---------- STORED ROWS

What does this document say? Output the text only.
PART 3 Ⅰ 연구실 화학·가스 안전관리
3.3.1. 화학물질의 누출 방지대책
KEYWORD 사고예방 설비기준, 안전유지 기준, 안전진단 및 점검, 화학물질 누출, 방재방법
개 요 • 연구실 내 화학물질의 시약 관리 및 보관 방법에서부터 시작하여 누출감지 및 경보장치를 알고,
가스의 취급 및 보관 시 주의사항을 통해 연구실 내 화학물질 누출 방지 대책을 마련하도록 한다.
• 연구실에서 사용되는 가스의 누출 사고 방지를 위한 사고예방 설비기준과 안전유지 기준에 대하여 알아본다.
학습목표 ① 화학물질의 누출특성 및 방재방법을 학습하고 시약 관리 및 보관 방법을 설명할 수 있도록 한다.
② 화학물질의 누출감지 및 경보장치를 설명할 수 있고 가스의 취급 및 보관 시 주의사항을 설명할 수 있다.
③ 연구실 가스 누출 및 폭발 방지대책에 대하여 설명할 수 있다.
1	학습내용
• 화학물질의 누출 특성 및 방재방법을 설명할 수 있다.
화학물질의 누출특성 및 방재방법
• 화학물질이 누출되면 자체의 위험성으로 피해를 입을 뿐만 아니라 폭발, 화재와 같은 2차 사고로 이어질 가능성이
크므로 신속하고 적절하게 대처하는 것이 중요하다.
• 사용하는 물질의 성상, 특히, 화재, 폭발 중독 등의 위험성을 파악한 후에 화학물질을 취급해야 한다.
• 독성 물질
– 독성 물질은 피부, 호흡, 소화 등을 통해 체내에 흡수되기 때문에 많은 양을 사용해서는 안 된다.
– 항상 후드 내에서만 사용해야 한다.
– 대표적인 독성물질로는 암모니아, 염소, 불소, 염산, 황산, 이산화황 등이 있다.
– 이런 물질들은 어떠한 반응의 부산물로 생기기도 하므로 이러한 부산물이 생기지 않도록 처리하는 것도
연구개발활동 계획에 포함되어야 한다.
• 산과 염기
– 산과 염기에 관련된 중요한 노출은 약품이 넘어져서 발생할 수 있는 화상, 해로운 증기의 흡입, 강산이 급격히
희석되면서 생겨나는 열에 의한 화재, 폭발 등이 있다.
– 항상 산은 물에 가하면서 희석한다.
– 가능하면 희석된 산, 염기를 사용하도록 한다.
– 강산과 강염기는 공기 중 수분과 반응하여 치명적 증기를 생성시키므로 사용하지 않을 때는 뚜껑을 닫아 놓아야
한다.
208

--------------------

CHALLENGE ::
The entries above must be returned exactly.

COMPLETED EXERCISE ::
What does this document say? Output the text only.
PART 3 Ⅰ 연구실 화학·가스 안전관리
3.3.1. 화학물질의 누출 방지대책
KEYWORD 사고예방 설비기준, 안전유지 기준, 안전진단 및 점검, 화학물질 누출, 방재방법
개 요 • 연구실 내 화학물질의 시약 관리 및 보관 방법에서부터 시작하여 누출감지 및 경보장치를 알고,
가스의 취급 및 보관 시 주의사항을 통해 연구실 내 화학물질 누출 방지 대책을 마련하도록 한다.
• 연구실에서 사용되는 가스의 누출 사고 방지를 위한 사고예방 설비기준과 안전유지 기준에 대하여 알아본다.
학습목표 ① 화학물질의 누출특성 및 방재방법을 학습하고 시약 관리 및 보관 방법을 설명할 수 있도록 한다.
② 화학물질의 누출감지 및 경보장치를 설명할 수 있고 가스의 취급 및 보관 시 주의사항을 설명할 수 있다.
③ 연구실 가스 누출 및 폭발 방지대책에 대하여 설명할 수 있다.
1	학습내용
• 화학물질의 누출 특성 및 방재방법을 설명할 수 있다.
화학물질의 누출특성 및 방재방법
• 화학물질이 누출되면 자체의 위험성으로 피해를 입을 뿐만 아니라 폭발, 화재와 같은 2차 사고로 이어질 가능성이
크므로 신속하고 적절하게 대처하는 것이 중요하다.
• 사용하는 물질의 성상, 특히, 화재, 폭발 중독 등의 위험성을 파악한 후에 화학물질을 취급해야 한다.
• 독성 물질
– 독성 물질은 피부, 호흡, 소화 등을 통해 체내에 흡수되기 때문에 많은 양을 사용해서는 안 된다.
– 항상 후드 내에서만 사용해야 한다.
– 대표적인 독성물질로는 암모니아, 염소, 불소, 염산, 황산, 이산화황 등이 있다.
– 이런 물질들은 어떠한 반응의 부산물로 생기기도 하므로 이러한 부산물이 생기지 않도록 처리하는 것도
연구개발활동 계획에 포함되어야 한다.
• 산과 염기
– 산과 염기에 관련된 중요한 노출은 약품이 넘어져서 발생할 수 있는 화상, 해로운 증기의 흡입, 강산이 급격히
희석되면서 생겨나는 열에 의한 화재, 폭발 등이 있다.
– 항상 산은 물에 가하면서 희석한다.
– 가능하면 희석된 산, 염기를 사용하도록 한다.
– 강산과 강염기는 공기 중 수분과 반응하여 치명적 증기를 생성시키므로 사용하지 않을 때는 뚜껑을 닫아 놓아야
한다.
208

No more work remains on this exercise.